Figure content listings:
○ ○ ○

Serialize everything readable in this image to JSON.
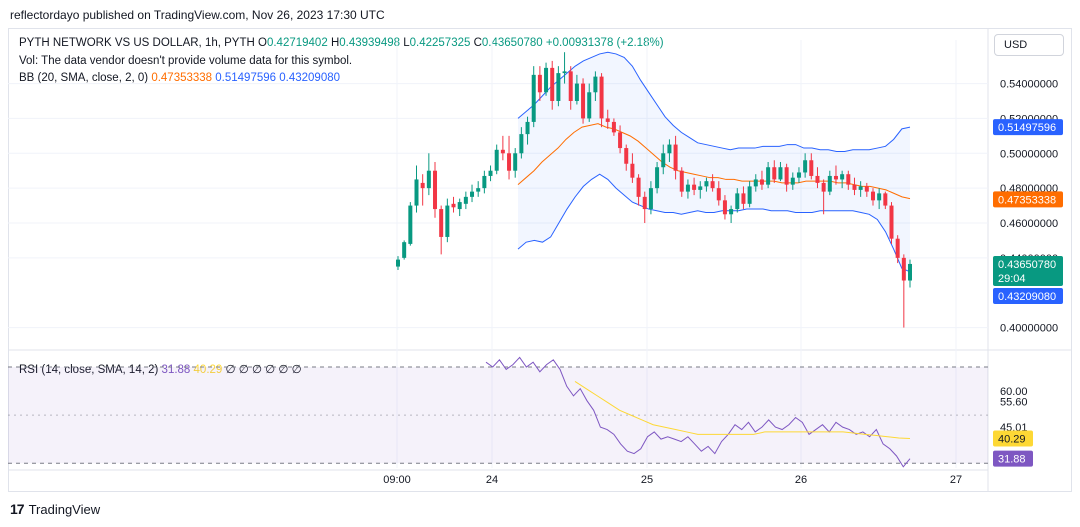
{
  "header": {
    "publisher": "reflectordayo published on TradingView.com, Nov 26, 2023 17:30 UTC"
  },
  "legend": {
    "symbol": "PYTH NETWORK VS US DOLLAR, 1h, PYTH",
    "o_label": "O",
    "o": "0.42719402",
    "h_label": "H",
    "h": "0.43939498",
    "l_label": "L",
    "l": "0.42257325",
    "c_label": "C",
    "c": "0.43650780",
    "change": "+0.00931378 (+2.18%)",
    "vol": "Vol: The data vendor doesn't provide volume data for this symbol.",
    "bb_label": "BB (20, SMA, close, 2, 0)",
    "bb_basis": "0.47353338",
    "bb_upper": "0.51497596",
    "bb_lower": "0.43209080",
    "rsi_label": "RSI (14, close, SMA, 14, 2)",
    "rsi_value": "31.88",
    "rsi_ma": "40.29",
    "rsi_zeros": "∅ ∅ ∅ ∅ ∅ ∅"
  },
  "currency_button": "USD",
  "branding": "TradingView",
  "colors": {
    "up": "#089981",
    "down": "#f23645",
    "bb_basis": "#ff6d00",
    "bb_band": "#2962ff",
    "rsi": "#7e57c2",
    "rsi_ma": "#fdd835"
  },
  "chart_data": [
    {
      "type": "candlestick",
      "symbol": "PYTH NETWORK VS US DOLLAR",
      "ylim": [
        0.39,
        0.565
      ],
      "y_ticks": [
        "0.54000000",
        "0.52000000",
        "0.50000000",
        "0.48000000",
        "0.46000000",
        "0.44000000",
        "0.40000000"
      ],
      "x_ticks": [
        "09:00",
        "24",
        "25",
        "26",
        "27"
      ],
      "candles": [
        [
          0.435,
          0.441,
          0.433,
          0.439
        ],
        [
          0.44,
          0.45,
          0.439,
          0.449
        ],
        [
          0.448,
          0.472,
          0.447,
          0.47
        ],
        [
          0.47,
          0.493,
          0.466,
          0.485
        ],
        [
          0.483,
          0.488,
          0.47,
          0.48
        ],
        [
          0.48,
          0.5,
          0.476,
          0.49
        ],
        [
          0.49,
          0.495,
          0.463,
          0.468
        ],
        [
          0.468,
          0.47,
          0.442,
          0.452
        ],
        [
          0.452,
          0.474,
          0.449,
          0.47
        ],
        [
          0.471,
          0.475,
          0.466,
          0.469
        ],
        [
          0.468,
          0.474,
          0.464,
          0.472
        ],
        [
          0.471,
          0.478,
          0.468,
          0.475
        ],
        [
          0.475,
          0.482,
          0.472,
          0.478
        ],
        [
          0.478,
          0.484,
          0.475,
          0.48
        ],
        [
          0.48,
          0.49,
          0.477,
          0.487
        ],
        [
          0.487,
          0.493,
          0.484,
          0.49
        ],
        [
          0.49,
          0.505,
          0.488,
          0.502
        ],
        [
          0.502,
          0.51,
          0.496,
          0.5
        ],
        [
          0.5,
          0.51,
          0.485,
          0.49
        ],
        [
          0.49,
          0.503,
          0.486,
          0.5
        ],
        [
          0.5,
          0.515,
          0.497,
          0.511
        ],
        [
          0.511,
          0.521,
          0.505,
          0.518
        ],
        [
          0.518,
          0.55,
          0.515,
          0.545
        ],
        [
          0.545,
          0.55,
          0.53,
          0.535
        ],
        [
          0.535,
          0.552,
          0.533,
          0.549
        ],
        [
          0.549,
          0.553,
          0.525,
          0.53
        ],
        [
          0.53,
          0.55,
          0.527,
          0.546
        ],
        [
          0.546,
          0.558,
          0.54,
          0.547
        ],
        [
          0.547,
          0.55,
          0.525,
          0.53
        ],
        [
          0.53,
          0.545,
          0.528,
          0.54
        ],
        [
          0.54,
          0.543,
          0.517,
          0.52
        ],
        [
          0.52,
          0.54,
          0.518,
          0.535
        ],
        [
          0.535,
          0.547,
          0.53,
          0.544
        ],
        [
          0.544,
          0.546,
          0.515,
          0.52
        ],
        [
          0.52,
          0.525,
          0.514,
          0.518
        ],
        [
          0.518,
          0.52,
          0.51,
          0.512
        ],
        [
          0.512,
          0.516,
          0.5,
          0.503
        ],
        [
          0.503,
          0.505,
          0.49,
          0.494
        ],
        [
          0.494,
          0.5,
          0.483,
          0.486
        ],
        [
          0.486,
          0.488,
          0.47,
          0.475
        ],
        [
          0.475,
          0.478,
          0.46,
          0.468
        ],
        [
          0.468,
          0.484,
          0.465,
          0.48
        ],
        [
          0.48,
          0.495,
          0.477,
          0.492
        ],
        [
          0.492,
          0.505,
          0.488,
          0.5
        ],
        [
          0.5,
          0.508,
          0.495,
          0.505
        ],
        [
          0.505,
          0.51,
          0.485,
          0.49
        ],
        [
          0.49,
          0.492,
          0.475,
          0.478
        ],
        [
          0.478,
          0.485,
          0.474,
          0.482
        ],
        [
          0.482,
          0.486,
          0.476,
          0.479
        ],
        [
          0.479,
          0.484,
          0.474,
          0.481
        ],
        [
          0.481,
          0.486,
          0.478,
          0.484
        ],
        [
          0.484,
          0.488,
          0.478,
          0.48
        ],
        [
          0.48,
          0.484,
          0.47,
          0.473
        ],
        [
          0.473,
          0.476,
          0.462,
          0.465
        ],
        [
          0.465,
          0.47,
          0.46,
          0.468
        ],
        [
          0.468,
          0.48,
          0.466,
          0.477
        ],
        [
          0.477,
          0.481,
          0.468,
          0.471
        ],
        [
          0.471,
          0.484,
          0.469,
          0.481
        ],
        [
          0.481,
          0.488,
          0.478,
          0.485
        ],
        [
          0.485,
          0.49,
          0.479,
          0.482
        ],
        [
          0.482,
          0.495,
          0.48,
          0.492
        ],
        [
          0.492,
          0.496,
          0.483,
          0.485
        ],
        [
          0.485,
          0.495,
          0.484,
          0.492
        ],
        [
          0.492,
          0.494,
          0.478,
          0.482
        ],
        [
          0.482,
          0.489,
          0.479,
          0.486
        ],
        [
          0.486,
          0.492,
          0.483,
          0.489
        ],
        [
          0.489,
          0.5,
          0.486,
          0.496
        ],
        [
          0.496,
          0.5,
          0.485,
          0.487
        ],
        [
          0.487,
          0.492,
          0.48,
          0.483
        ],
        [
          0.483,
          0.485,
          0.465,
          0.478
        ],
        [
          0.478,
          0.49,
          0.476,
          0.487
        ],
        [
          0.487,
          0.493,
          0.482,
          0.485
        ],
        [
          0.485,
          0.49,
          0.48,
          0.488
        ],
        [
          0.488,
          0.49,
          0.479,
          0.482
        ],
        [
          0.482,
          0.486,
          0.476,
          0.479
        ],
        [
          0.479,
          0.484,
          0.475,
          0.481
        ],
        [
          0.481,
          0.483,
          0.475,
          0.478
        ],
        [
          0.478,
          0.48,
          0.47,
          0.473
        ],
        [
          0.473,
          0.48,
          0.468,
          0.477
        ],
        [
          0.477,
          0.478,
          0.468,
          0.47
        ],
        [
          0.47,
          0.472,
          0.448,
          0.451
        ],
        [
          0.451,
          0.453,
          0.437,
          0.44
        ],
        [
          0.44,
          0.442,
          0.4,
          0.427
        ],
        [
          0.427,
          0.439,
          0.423,
          0.4365
        ]
      ],
      "bb_basis": [
        0.482,
        0.486,
        0.49,
        0.495,
        0.499,
        0.503,
        0.508,
        0.512,
        0.515,
        0.516,
        0.517,
        0.515,
        0.514,
        0.512,
        0.51,
        0.507,
        0.503,
        0.499,
        0.495,
        0.492,
        0.49,
        0.489,
        0.488,
        0.487,
        0.486,
        0.486,
        0.485,
        0.485,
        0.484,
        0.484,
        0.484,
        0.484,
        0.484,
        0.483,
        0.483,
        0.483,
        0.484,
        0.484,
        0.484,
        0.484,
        0.483,
        0.483,
        0.482,
        0.481,
        0.481,
        0.48,
        0.479,
        0.477,
        0.475,
        0.474
      ],
      "bb_upper": [
        0.52,
        0.524,
        0.528,
        0.533,
        0.538,
        0.542,
        0.546,
        0.55,
        0.553,
        0.555,
        0.557,
        0.558,
        0.557,
        0.555,
        0.55,
        0.542,
        0.535,
        0.528,
        0.521,
        0.516,
        0.512,
        0.509,
        0.506,
        0.505,
        0.504,
        0.503,
        0.502,
        0.503,
        0.503,
        0.503,
        0.504,
        0.504,
        0.504,
        0.505,
        0.505,
        0.503,
        0.503,
        0.502,
        0.502,
        0.501,
        0.501,
        0.502,
        0.502,
        0.502,
        0.503,
        0.504,
        0.508,
        0.514,
        0.515
      ],
      "bb_lower": [
        0.445,
        0.449,
        0.45,
        0.449,
        0.452,
        0.46,
        0.468,
        0.475,
        0.481,
        0.485,
        0.488,
        0.485,
        0.48,
        0.476,
        0.472,
        0.47,
        0.468,
        0.467,
        0.466,
        0.466,
        0.465,
        0.466,
        0.467,
        0.466,
        0.466,
        0.467,
        0.467,
        0.467,
        0.468,
        0.468,
        0.468,
        0.467,
        0.467,
        0.467,
        0.466,
        0.466,
        0.466,
        0.467,
        0.467,
        0.467,
        0.467,
        0.467,
        0.466,
        0.465,
        0.462,
        0.455,
        0.445,
        0.434,
        0.432
      ],
      "last_price": "0.43650780",
      "countdown": "29:04",
      "price_tags": {
        "bb_upper": "0.51497596",
        "bb_basis": "0.47353338",
        "bb_lower": "0.43209080"
      }
    },
    {
      "type": "line",
      "name": "RSI",
      "ylim": [
        28,
        75
      ],
      "y_ticks": [
        "60.00",
        "55.60",
        "45.01"
      ],
      "rsi": [
        72,
        70,
        73,
        69,
        71,
        74,
        70,
        72,
        68,
        71,
        73,
        69,
        62,
        58,
        61,
        56,
        52,
        45,
        44,
        42,
        38,
        35,
        34,
        36,
        41,
        43,
        40,
        41,
        40,
        39,
        41,
        38,
        35,
        37,
        34,
        39,
        42,
        46,
        44,
        47,
        43,
        45,
        48,
        45,
        44,
        46,
        49,
        47,
        42,
        44,
        46,
        43,
        47,
        45,
        44,
        42,
        43,
        41,
        44,
        38,
        36,
        33,
        28.5,
        31.88
      ],
      "rsi_ma": [
        64,
        61,
        58,
        55,
        52,
        50,
        48,
        46,
        45,
        44,
        43,
        42,
        42,
        42,
        42,
        42,
        42,
        43,
        43,
        43,
        43,
        43,
        43,
        43,
        43,
        42.5,
        42,
        41.5,
        41,
        40.5,
        40.29
      ],
      "rsi_value": "31.88",
      "rsi_ma_value": "40.29",
      "overbought": 70,
      "oversold": 30
    }
  ]
}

○ ○ ○

__Written request__
Search the data above for the string "TradingView" and return every line that has it.

__Full solution__
    "publisher": "reflectordayo published on TradingView.com, Nov 26, 2023 17:30 UTC"
  "branding": "TradingView",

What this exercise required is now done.